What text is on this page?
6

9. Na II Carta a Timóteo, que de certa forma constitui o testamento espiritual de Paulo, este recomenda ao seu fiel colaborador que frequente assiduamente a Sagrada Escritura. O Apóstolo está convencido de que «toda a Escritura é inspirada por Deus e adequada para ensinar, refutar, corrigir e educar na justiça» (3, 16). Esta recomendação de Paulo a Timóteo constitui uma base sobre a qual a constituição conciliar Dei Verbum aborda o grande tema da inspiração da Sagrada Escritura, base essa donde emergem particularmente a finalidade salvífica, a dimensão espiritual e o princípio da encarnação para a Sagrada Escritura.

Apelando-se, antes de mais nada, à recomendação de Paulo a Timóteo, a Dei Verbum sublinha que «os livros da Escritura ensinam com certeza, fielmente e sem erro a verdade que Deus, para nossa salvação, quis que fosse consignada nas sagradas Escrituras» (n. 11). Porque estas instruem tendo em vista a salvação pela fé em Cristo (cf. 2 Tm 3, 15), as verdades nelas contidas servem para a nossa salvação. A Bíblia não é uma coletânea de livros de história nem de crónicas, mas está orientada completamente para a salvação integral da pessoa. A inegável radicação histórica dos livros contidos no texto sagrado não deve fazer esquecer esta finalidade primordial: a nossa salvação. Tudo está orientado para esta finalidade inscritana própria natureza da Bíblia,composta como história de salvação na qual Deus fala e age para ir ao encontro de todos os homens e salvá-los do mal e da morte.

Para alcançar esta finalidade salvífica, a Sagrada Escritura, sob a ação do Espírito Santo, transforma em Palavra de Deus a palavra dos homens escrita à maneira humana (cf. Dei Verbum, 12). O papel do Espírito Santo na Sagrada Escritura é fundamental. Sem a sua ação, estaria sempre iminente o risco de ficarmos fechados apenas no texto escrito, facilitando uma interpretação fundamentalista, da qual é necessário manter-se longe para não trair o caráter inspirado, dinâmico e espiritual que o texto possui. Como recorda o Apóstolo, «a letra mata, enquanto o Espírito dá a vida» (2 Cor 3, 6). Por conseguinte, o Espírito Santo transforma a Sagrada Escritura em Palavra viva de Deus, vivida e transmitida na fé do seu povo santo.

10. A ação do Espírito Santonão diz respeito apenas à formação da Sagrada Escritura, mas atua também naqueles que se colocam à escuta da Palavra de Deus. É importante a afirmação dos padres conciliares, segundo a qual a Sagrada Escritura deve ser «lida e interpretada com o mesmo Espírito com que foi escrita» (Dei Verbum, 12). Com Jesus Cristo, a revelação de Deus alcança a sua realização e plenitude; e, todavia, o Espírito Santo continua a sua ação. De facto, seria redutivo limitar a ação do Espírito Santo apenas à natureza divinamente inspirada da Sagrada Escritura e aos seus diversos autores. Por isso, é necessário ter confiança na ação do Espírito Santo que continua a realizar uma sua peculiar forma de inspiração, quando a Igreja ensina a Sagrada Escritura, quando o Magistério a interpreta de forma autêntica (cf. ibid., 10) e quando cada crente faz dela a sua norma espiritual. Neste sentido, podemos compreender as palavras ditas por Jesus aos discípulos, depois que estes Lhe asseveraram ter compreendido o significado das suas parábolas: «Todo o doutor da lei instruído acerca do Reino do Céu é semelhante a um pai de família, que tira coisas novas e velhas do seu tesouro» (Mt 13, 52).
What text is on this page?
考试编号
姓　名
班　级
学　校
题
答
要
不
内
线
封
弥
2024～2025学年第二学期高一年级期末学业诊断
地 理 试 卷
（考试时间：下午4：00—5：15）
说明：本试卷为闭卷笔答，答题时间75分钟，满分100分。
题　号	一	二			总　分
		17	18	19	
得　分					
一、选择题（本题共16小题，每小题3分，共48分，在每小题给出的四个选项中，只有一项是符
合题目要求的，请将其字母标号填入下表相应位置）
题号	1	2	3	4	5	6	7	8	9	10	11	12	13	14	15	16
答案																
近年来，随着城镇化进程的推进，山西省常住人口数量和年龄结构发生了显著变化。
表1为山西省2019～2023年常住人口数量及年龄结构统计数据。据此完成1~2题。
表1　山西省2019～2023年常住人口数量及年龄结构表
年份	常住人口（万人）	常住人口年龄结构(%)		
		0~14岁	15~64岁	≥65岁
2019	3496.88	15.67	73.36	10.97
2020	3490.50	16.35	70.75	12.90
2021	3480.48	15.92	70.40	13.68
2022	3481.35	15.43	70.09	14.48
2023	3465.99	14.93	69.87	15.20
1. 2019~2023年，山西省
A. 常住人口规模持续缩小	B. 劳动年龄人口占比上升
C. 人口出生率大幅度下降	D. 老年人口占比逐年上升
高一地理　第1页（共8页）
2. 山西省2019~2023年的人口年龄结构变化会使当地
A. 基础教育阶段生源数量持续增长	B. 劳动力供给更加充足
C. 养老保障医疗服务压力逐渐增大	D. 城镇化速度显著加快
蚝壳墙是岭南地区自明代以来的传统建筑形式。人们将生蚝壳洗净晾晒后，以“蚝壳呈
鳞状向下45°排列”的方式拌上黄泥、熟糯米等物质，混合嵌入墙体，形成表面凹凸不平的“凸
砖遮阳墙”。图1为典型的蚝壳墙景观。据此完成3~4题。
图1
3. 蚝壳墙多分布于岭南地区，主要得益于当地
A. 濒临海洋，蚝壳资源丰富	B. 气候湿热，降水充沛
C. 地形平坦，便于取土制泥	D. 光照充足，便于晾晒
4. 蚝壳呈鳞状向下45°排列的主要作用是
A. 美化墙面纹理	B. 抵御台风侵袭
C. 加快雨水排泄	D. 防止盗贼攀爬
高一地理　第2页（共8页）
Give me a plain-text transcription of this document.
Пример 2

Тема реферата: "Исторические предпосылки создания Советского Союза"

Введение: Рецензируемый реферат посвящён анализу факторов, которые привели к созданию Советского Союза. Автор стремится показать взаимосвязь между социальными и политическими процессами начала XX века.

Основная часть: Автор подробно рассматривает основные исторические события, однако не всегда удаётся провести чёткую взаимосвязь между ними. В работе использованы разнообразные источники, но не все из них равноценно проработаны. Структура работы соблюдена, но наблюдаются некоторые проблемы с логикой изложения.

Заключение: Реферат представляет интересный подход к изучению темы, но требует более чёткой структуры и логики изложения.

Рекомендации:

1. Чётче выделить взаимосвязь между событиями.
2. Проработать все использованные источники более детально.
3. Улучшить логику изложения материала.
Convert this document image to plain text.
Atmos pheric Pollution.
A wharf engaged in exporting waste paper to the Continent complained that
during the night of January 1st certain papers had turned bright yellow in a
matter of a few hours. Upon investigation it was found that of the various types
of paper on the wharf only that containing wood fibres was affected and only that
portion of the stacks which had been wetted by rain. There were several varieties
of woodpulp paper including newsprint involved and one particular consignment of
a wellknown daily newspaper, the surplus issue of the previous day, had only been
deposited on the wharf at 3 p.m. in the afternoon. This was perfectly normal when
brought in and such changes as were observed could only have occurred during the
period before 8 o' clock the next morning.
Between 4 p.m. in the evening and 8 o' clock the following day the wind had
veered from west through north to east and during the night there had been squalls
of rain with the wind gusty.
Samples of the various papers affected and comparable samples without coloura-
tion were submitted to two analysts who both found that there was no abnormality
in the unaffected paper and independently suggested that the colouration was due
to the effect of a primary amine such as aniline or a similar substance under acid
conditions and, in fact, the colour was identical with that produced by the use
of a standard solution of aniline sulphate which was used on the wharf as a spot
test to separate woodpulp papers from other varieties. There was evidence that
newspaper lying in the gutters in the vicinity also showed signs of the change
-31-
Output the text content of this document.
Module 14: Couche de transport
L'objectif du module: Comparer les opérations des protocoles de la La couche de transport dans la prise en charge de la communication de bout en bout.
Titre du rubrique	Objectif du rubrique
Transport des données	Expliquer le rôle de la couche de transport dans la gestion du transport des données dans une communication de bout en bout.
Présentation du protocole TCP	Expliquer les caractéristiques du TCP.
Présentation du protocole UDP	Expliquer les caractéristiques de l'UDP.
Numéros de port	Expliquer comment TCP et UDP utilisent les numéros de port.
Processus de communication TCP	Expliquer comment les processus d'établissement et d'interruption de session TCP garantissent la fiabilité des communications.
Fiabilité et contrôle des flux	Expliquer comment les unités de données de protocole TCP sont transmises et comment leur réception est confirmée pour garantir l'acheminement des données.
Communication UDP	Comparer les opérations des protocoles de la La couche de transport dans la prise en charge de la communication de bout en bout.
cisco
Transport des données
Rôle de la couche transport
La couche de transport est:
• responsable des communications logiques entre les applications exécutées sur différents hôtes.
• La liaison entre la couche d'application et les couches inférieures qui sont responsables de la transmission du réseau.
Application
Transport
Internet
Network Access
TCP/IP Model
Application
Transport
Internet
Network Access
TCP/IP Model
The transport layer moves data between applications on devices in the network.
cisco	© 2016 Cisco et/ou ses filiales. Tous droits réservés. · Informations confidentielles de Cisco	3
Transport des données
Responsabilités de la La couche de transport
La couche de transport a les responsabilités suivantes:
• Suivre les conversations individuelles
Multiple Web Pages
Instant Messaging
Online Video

++++++++++++++++++++

→ **WHAT IS REQUIRED**
Tally the lines holding the string "opérations" and give only the count.

→ **WRITTEN SOLUTION**
2